[What the task requires]
In the listing below, find every line containing "Predicted" and copy it out.

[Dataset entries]
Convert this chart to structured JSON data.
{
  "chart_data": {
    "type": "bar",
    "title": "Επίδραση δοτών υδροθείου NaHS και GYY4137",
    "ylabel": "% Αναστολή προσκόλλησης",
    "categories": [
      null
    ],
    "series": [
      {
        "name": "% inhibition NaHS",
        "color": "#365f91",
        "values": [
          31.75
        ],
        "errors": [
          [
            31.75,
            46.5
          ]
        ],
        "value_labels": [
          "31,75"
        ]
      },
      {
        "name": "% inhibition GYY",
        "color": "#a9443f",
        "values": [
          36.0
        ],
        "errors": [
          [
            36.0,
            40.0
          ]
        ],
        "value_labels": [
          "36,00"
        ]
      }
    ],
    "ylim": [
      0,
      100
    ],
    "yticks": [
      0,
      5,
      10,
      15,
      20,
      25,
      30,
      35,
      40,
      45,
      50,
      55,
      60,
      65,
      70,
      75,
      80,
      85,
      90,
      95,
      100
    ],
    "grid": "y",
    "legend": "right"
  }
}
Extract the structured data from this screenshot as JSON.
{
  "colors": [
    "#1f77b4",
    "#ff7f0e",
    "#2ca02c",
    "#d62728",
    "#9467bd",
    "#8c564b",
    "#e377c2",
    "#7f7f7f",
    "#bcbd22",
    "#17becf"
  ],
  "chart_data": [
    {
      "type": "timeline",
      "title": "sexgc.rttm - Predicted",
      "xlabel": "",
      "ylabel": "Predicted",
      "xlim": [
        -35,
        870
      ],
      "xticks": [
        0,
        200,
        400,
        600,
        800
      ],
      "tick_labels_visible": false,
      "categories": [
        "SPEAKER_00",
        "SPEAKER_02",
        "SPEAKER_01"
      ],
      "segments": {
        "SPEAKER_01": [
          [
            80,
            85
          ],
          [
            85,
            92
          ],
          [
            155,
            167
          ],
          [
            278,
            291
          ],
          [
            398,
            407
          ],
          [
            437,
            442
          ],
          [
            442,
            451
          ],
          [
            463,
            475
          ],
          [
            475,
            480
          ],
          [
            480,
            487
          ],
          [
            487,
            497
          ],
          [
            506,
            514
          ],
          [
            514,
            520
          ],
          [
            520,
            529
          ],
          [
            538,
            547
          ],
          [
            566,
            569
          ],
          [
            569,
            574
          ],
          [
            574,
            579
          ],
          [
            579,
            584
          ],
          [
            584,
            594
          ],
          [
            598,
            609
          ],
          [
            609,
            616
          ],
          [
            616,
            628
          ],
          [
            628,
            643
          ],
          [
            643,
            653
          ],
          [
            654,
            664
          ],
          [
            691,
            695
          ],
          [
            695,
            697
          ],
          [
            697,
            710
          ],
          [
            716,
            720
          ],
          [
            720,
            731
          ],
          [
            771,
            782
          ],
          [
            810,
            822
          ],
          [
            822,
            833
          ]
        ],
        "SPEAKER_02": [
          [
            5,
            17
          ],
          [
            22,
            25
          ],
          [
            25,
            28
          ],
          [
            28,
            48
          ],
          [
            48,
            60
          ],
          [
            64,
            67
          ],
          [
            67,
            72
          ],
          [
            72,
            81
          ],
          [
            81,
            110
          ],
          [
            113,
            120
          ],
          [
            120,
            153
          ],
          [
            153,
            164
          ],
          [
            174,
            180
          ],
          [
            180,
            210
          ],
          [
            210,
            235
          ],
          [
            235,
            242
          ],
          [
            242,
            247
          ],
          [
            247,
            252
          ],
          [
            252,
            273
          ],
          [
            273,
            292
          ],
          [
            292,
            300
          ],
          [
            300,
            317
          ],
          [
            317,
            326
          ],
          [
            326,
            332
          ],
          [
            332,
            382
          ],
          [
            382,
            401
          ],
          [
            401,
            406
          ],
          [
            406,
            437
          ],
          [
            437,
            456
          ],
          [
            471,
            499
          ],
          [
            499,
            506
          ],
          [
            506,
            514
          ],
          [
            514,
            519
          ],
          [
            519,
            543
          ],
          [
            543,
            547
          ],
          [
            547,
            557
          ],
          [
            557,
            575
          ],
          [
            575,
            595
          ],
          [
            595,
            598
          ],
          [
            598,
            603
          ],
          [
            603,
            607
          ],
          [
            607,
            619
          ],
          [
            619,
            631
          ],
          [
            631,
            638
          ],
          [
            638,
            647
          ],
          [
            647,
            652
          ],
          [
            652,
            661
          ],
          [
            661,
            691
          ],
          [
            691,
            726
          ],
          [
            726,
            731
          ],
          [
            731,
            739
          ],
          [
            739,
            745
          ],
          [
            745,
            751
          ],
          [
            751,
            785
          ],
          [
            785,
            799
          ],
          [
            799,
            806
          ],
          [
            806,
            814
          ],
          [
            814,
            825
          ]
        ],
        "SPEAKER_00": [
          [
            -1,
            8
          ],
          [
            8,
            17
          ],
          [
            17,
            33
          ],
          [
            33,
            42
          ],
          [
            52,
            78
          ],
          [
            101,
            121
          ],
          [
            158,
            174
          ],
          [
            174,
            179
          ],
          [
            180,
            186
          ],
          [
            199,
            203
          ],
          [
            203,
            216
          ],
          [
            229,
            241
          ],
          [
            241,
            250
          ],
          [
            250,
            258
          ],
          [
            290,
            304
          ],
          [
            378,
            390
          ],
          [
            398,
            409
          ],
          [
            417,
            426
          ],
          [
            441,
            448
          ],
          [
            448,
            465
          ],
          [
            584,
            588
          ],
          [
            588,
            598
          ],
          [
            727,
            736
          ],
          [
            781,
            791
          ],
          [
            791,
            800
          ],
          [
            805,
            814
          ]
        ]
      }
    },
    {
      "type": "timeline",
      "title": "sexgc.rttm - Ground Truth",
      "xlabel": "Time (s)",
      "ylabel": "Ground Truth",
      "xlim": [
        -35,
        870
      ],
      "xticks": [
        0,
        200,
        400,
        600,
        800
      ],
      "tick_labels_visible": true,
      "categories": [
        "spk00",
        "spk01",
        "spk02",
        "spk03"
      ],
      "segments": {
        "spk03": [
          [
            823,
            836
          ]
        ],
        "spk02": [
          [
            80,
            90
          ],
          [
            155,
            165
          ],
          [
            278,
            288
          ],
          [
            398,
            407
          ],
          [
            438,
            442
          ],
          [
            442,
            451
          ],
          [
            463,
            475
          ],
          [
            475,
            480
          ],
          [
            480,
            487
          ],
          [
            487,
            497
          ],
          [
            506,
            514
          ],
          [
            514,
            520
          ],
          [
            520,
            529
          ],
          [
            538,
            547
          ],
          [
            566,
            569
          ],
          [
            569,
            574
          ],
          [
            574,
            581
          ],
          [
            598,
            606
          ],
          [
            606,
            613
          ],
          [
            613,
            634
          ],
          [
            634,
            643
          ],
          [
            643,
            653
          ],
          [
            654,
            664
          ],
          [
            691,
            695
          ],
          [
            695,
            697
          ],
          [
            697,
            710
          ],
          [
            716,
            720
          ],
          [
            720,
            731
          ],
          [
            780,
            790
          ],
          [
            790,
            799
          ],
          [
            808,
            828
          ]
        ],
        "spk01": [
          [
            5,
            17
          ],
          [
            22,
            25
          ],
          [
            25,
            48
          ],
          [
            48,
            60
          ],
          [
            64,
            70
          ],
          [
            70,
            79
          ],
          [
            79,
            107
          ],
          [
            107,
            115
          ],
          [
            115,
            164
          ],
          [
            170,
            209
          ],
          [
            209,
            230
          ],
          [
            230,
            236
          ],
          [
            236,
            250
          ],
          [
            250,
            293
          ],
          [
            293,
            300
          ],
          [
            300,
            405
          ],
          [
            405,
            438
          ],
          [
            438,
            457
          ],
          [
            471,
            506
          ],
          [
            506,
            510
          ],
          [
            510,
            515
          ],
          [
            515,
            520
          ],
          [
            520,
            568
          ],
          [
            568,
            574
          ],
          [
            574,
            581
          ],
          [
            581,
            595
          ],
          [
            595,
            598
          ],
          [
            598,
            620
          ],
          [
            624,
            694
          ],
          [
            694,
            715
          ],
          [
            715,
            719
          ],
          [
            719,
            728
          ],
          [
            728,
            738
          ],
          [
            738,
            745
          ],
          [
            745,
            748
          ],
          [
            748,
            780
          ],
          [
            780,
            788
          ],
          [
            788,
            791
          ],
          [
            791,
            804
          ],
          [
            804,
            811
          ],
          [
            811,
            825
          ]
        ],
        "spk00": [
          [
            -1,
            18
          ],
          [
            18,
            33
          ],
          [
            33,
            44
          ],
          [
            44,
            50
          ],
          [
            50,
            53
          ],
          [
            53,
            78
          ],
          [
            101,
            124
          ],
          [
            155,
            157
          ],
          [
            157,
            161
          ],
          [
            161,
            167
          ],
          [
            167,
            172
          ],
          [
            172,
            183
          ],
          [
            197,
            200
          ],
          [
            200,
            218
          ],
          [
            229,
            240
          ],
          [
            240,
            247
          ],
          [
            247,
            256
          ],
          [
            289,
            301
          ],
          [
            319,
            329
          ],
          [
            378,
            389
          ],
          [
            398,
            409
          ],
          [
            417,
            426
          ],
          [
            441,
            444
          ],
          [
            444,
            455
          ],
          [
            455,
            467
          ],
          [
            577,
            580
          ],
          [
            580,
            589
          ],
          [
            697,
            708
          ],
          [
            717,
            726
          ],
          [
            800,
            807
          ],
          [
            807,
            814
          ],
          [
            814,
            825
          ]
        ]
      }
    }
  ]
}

[Complete answer]
      "title": "sexgc.rttm - Predicted",
      "ylabel": "Predicted",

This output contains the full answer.